WHAT YOU HAVE TO DO: Check every line below for the word "name" and copy each one that has it.
— BEGIN —
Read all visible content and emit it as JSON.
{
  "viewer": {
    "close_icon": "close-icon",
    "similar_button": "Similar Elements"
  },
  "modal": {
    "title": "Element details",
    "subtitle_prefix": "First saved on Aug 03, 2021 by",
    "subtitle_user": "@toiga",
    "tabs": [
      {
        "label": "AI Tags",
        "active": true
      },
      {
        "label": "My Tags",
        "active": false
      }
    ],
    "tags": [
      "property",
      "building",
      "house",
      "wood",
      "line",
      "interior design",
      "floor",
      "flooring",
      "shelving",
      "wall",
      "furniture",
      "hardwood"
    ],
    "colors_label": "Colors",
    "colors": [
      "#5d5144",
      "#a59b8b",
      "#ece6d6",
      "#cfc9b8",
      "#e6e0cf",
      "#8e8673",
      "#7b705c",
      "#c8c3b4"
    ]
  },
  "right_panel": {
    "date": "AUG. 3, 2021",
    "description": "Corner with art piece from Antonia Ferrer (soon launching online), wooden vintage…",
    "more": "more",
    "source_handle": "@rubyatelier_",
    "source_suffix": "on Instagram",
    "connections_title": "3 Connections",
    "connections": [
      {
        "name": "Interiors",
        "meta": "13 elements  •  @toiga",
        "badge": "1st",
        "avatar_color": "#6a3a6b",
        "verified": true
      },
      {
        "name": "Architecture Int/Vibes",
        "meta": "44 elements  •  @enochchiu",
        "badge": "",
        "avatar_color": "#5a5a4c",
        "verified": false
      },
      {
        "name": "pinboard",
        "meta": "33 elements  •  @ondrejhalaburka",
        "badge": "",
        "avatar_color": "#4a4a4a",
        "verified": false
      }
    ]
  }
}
— END —
OUTPUT:
        "name": "Interiors",
        "name": "Architecture Int/Vibes",
        "name": "pinboard",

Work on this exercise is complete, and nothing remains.